### Given entries

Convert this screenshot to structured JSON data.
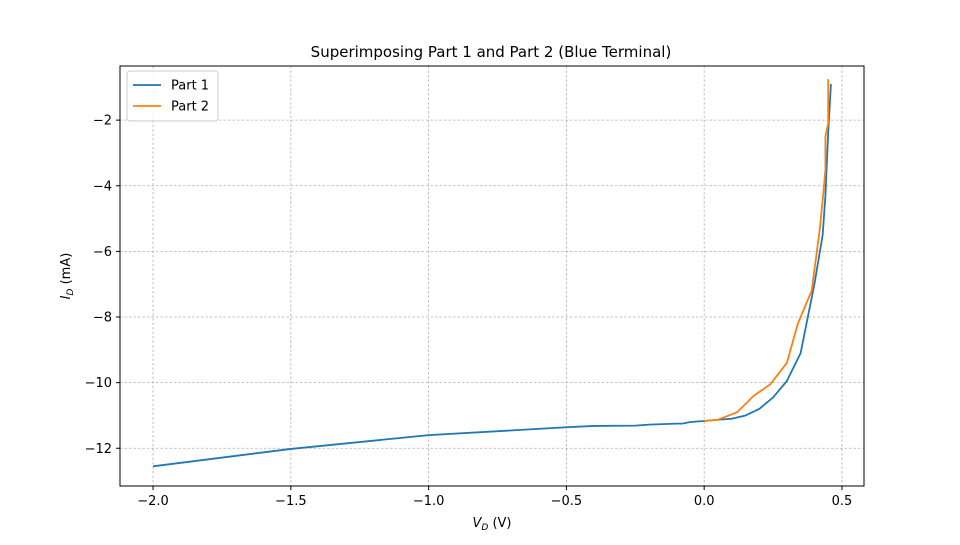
{
  "chart_data": {
    "type": "line",
    "title": "Superimposing Part 1 and Part 2 (Blue Terminal)",
    "xlabel": {
      "main": "V",
      "sub": "D",
      "unit": " (V)"
    },
    "ylabel": {
      "main": "I",
      "sub": "D",
      "unit": " (mA)"
    },
    "xlim": [
      -2.12,
      0.58
    ],
    "ylim": [
      -13.15,
      -0.35
    ],
    "xticks": [
      -2.0,
      -1.5,
      -1.0,
      -0.5,
      0.0,
      0.5
    ],
    "xtick_labels": [
      "−2.0",
      "−1.5",
      "−1.0",
      "−0.5",
      "0.0",
      "0.5"
    ],
    "yticks": [
      -12,
      -10,
      -8,
      -6,
      -4,
      -2
    ],
    "ytick_labels": [
      "−12",
      "−10",
      "−8",
      "−6",
      "−4",
      "−2"
    ],
    "grid": true,
    "legend_position": "top-left",
    "series": [
      {
        "name": "Part 1",
        "color": "#1f77b4",
        "x": [
          -2.0,
          -1.5,
          -1.0,
          -0.5,
          -0.4,
          -0.25,
          -0.2,
          -0.1,
          -0.08,
          -0.05,
          0.0,
          0.05,
          0.1,
          0.15,
          0.2,
          0.25,
          0.3,
          0.35,
          0.4,
          0.43,
          0.44,
          0.45,
          0.46
        ],
        "y": [
          -12.55,
          -12.02,
          -11.6,
          -11.36,
          -11.32,
          -11.31,
          -11.28,
          -11.25,
          -11.25,
          -11.2,
          -11.17,
          -11.13,
          -11.1,
          -11.0,
          -10.8,
          -10.45,
          -9.95,
          -9.1,
          -7.0,
          -5.5,
          -4.3,
          -2.4,
          -0.9
        ]
      },
      {
        "name": "Part 2",
        "color": "#ff7f0e",
        "x": [
          0.0,
          0.05,
          0.12,
          0.18,
          0.24,
          0.3,
          0.34,
          0.39,
          0.42,
          0.435,
          0.44,
          0.44,
          0.45,
          0.45
        ],
        "y": [
          -11.17,
          -11.13,
          -10.9,
          -10.4,
          -10.05,
          -9.4,
          -8.2,
          -7.2,
          -5.3,
          -4.0,
          -3.5,
          -2.5,
          -2.1,
          -0.75
        ]
      }
    ]
  }
}
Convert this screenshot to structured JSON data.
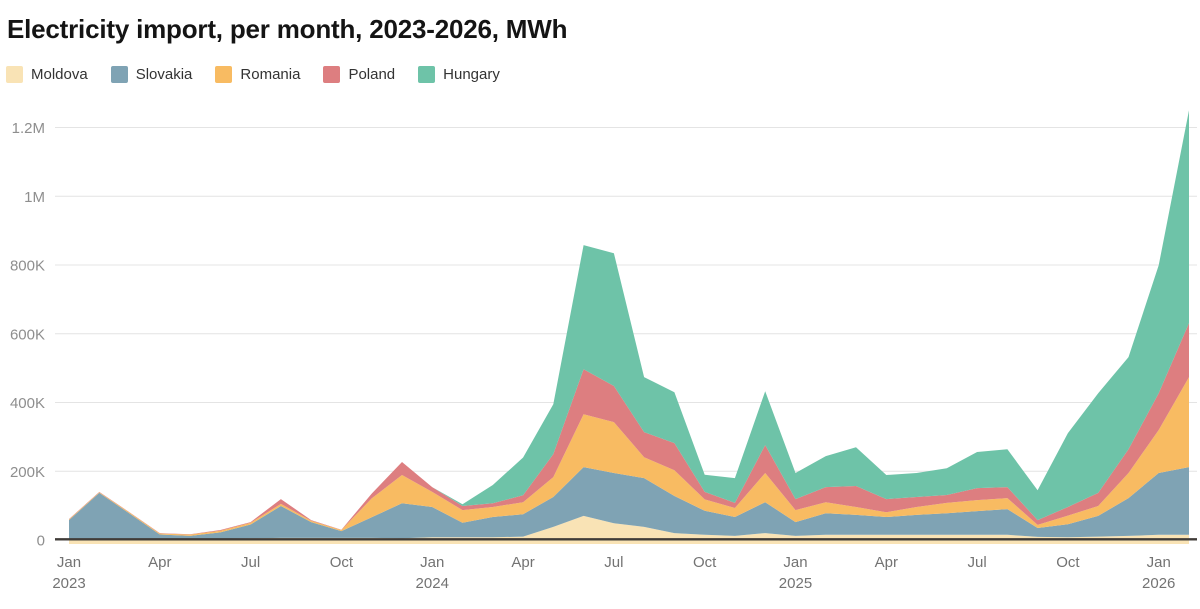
{
  "page": {
    "title": "Electricity import, per month, 2023-2026, MWh"
  },
  "chart_data": {
    "type": "area",
    "stacked": true,
    "title": "Electricity import, per month, 2023-2026, MWh",
    "unit": "MWh",
    "legend_position": "top",
    "grid": true,
    "background": "#ffffff",
    "grid_color": "#e4e4e4",
    "axis_line_color": "#403c38",
    "x_months": [
      "2023-01",
      "2023-02",
      "2023-03",
      "2023-04",
      "2023-05",
      "2023-06",
      "2023-07",
      "2023-08",
      "2023-09",
      "2023-10",
      "2023-11",
      "2023-12",
      "2024-01",
      "2024-02",
      "2024-03",
      "2024-04",
      "2024-05",
      "2024-06",
      "2024-07",
      "2024-08",
      "2024-09",
      "2024-10",
      "2024-11",
      "2024-12",
      "2025-01",
      "2025-02",
      "2025-03",
      "2025-04",
      "2025-05",
      "2025-06",
      "2025-07",
      "2025-08",
      "2025-09",
      "2025-10",
      "2025-11",
      "2025-12",
      "2026-01",
      "2026-02"
    ],
    "y_axis": {
      "min": 0,
      "max": 1300000,
      "grid_interval": 200000,
      "ticks": [
        {
          "value": 0,
          "label": "0"
        },
        {
          "value": 200000,
          "label": "200K"
        },
        {
          "value": 400000,
          "label": "400K"
        },
        {
          "value": 600000,
          "label": "600K"
        },
        {
          "value": 800000,
          "label": "800K"
        },
        {
          "value": 1000000,
          "label": "1M"
        },
        {
          "value": 1200000,
          "label": "1.2M"
        }
      ]
    },
    "x_axis": {
      "ticks": [
        {
          "index": 0,
          "label": "Jan",
          "year": "2023"
        },
        {
          "index": 3,
          "label": "Apr"
        },
        {
          "index": 6,
          "label": "Jul"
        },
        {
          "index": 9,
          "label": "Oct"
        },
        {
          "index": 12,
          "label": "Jan",
          "year": "2024"
        },
        {
          "index": 15,
          "label": "Apr"
        },
        {
          "index": 18,
          "label": "Jul"
        },
        {
          "index": 21,
          "label": "Oct"
        },
        {
          "index": 24,
          "label": "Jan",
          "year": "2025"
        },
        {
          "index": 27,
          "label": "Apr"
        },
        {
          "index": 30,
          "label": "Jul"
        },
        {
          "index": 33,
          "label": "Oct"
        },
        {
          "index": 36,
          "label": "Jan",
          "year": "2026"
        }
      ]
    },
    "series": [
      {
        "name": "Moldova",
        "color": "#F9E3B5",
        "values": [
          1000,
          1000,
          1000,
          2000,
          3000,
          4000,
          5000,
          6000,
          6000,
          6000,
          6000,
          5000,
          8000,
          8000,
          8000,
          10000,
          38000,
          70000,
          49000,
          38000,
          20000,
          15000,
          12000,
          20000,
          12000,
          15000,
          15000,
          15000,
          15000,
          15000,
          15000,
          15000,
          9000,
          8000,
          10000,
          12000,
          15000,
          15000
        ]
      },
      {
        "name": "Slovakia",
        "color": "#7FA3B4",
        "values": [
          57000,
          136000,
          76000,
          14000,
          9000,
          18000,
          40000,
          93000,
          46000,
          20000,
          60000,
          102000,
          88000,
          42000,
          59000,
          65000,
          87000,
          142000,
          146000,
          142000,
          108000,
          70000,
          55000,
          90000,
          40000,
          63000,
          58000,
          52000,
          58000,
          63000,
          69000,
          75000,
          26000,
          38000,
          60000,
          110000,
          180000,
          197000
        ]
      },
      {
        "name": "Romania",
        "color": "#F8BB62",
        "values": [
          2000,
          2000,
          3000,
          3000,
          4000,
          5000,
          5000,
          6000,
          4000,
          3000,
          55000,
          82000,
          44000,
          37000,
          29000,
          35000,
          58000,
          154000,
          148000,
          61000,
          75000,
          33000,
          26000,
          85000,
          35000,
          32000,
          23000,
          14000,
          23000,
          30000,
          32000,
          32000,
          9000,
          25000,
          29000,
          73000,
          125000,
          262000
        ]
      },
      {
        "name": "Poland",
        "color": "#DD7E80",
        "values": [
          1000,
          1000,
          1000,
          1000,
          1000,
          2000,
          2000,
          14000,
          2000,
          1000,
          14000,
          38000,
          14000,
          12000,
          11000,
          20000,
          67000,
          131000,
          105000,
          73000,
          79000,
          22000,
          15000,
          81000,
          32000,
          44000,
          61000,
          38000,
          29000,
          23000,
          35000,
          32000,
          14000,
          25000,
          38000,
          69000,
          107000,
          157000
        ]
      },
      {
        "name": "Hungary",
        "color": "#6EC3A8",
        "values": [
          0,
          0,
          0,
          0,
          0,
          0,
          0,
          0,
          0,
          0,
          0,
          0,
          0,
          5000,
          53000,
          110000,
          145000,
          361000,
          386000,
          160000,
          148000,
          50000,
          72000,
          157000,
          76000,
          90000,
          113000,
          70000,
          70000,
          78000,
          105000,
          110000,
          87000,
          215000,
          290000,
          268000,
          372000,
          619000
        ]
      }
    ]
  }
}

######

[What you are asked to do]:
Extract each line holding the word "name" from the records.

[Full response]:
        "name": "Part 1",
        "name": "Part 2",
        "name": "Moldova",
        "name": "Slovakia",
        "name": "Romania",
        "name": "Poland",
        "name": "Hungary",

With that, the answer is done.